Information shown:
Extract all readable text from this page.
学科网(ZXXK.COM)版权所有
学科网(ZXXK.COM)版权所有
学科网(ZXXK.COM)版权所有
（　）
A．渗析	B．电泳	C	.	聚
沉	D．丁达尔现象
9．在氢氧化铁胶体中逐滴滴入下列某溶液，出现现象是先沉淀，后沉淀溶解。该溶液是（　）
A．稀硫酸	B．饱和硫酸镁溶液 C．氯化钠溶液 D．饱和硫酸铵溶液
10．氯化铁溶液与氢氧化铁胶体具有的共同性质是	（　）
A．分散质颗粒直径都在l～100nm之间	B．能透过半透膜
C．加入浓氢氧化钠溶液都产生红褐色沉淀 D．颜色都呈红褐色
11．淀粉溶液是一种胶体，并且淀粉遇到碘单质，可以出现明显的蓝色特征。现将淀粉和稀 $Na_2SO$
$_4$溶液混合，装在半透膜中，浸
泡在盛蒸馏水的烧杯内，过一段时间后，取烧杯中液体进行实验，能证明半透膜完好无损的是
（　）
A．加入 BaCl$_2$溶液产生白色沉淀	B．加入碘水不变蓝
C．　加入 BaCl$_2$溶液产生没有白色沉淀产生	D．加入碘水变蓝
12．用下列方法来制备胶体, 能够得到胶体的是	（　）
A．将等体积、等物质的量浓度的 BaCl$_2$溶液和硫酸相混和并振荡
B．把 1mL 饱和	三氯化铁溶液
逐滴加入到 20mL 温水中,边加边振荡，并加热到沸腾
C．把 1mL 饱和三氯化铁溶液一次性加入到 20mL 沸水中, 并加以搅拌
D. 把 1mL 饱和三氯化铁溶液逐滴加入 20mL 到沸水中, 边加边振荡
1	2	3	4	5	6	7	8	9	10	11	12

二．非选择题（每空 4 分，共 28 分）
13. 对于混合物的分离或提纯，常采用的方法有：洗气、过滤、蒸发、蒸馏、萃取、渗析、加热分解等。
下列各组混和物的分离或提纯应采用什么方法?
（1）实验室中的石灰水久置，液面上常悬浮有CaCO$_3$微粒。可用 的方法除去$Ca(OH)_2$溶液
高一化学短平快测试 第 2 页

The task:
Extract every record and return it verbatim.

Worked answer:
Extract all readable text from this page.
学科网(ZXXK.COM)版权所有
学科网(ZXXK.COM)版权所有
学科网(ZXXK.COM)版权所有
（　）
A．渗析	B．电泳	C	.	聚
沉	D．丁达尔现象
9．在氢氧化铁胶体中逐滴滴入下列某溶液，出现现象是先沉淀，后沉淀溶解。该溶液是（　）
A．稀硫酸	B．饱和硫酸镁溶液 C．氯化钠溶液 D．饱和硫酸铵溶液
10．氯化铁溶液与氢氧化铁胶体具有的共同性质是	（　）
A．分散质颗粒直径都在l～100nm之间	B．能透过半透膜
C．加入浓氢氧化钠溶液都产生红褐色沉淀 D．颜色都呈红褐色
11．淀粉溶液是一种胶体，并且淀粉遇到碘单质，可以出现明显的蓝色特征。现将淀粉和稀 $Na_2SO$
$_4$溶液混合，装在半透膜中，浸
泡在盛蒸馏水的烧杯内，过一段时间后，取烧杯中液体进行实验，能证明半透膜完好无损的是
（　）
A．加入 BaCl$_2$溶液产生白色沉淀	B．加入碘水不变蓝
C．　加入 BaCl$_2$溶液产生没有白色沉淀产生	D．加入碘水变蓝
12．用下列方法来制备胶体, 能够得到胶体的是	（　）
A．将等体积、等物质的量浓度的 BaCl$_2$溶液和硫酸相混和并振荡
B．把 1mL 饱和	三氯化铁溶液
逐滴加入到 20mL 温水中,边加边振荡，并加热到沸腾
C．把 1mL 饱和三氯化铁溶液一次性加入到 20mL 沸水中, 并加以搅拌
D. 把 1mL 饱和三氯化铁溶液逐滴加入 20mL 到沸水中, 边加边振荡
1	2	3	4	5	6	7	8	9	10	11	12

二．非选择题（每空 4 分，共 28 分）
13. 对于混合物的分离或提纯，常采用的方法有：洗气、过滤、蒸发、蒸馏、萃取、渗析、加热分解等。
下列各组混和物的分离或提纯应采用什么方法?
（1）实验室中的石灰水久置，液面上常悬浮有CaCO$_3$微粒。可用 的方法除去$Ca(OH)_2$溶液
高一化学短平快测试 第 2 页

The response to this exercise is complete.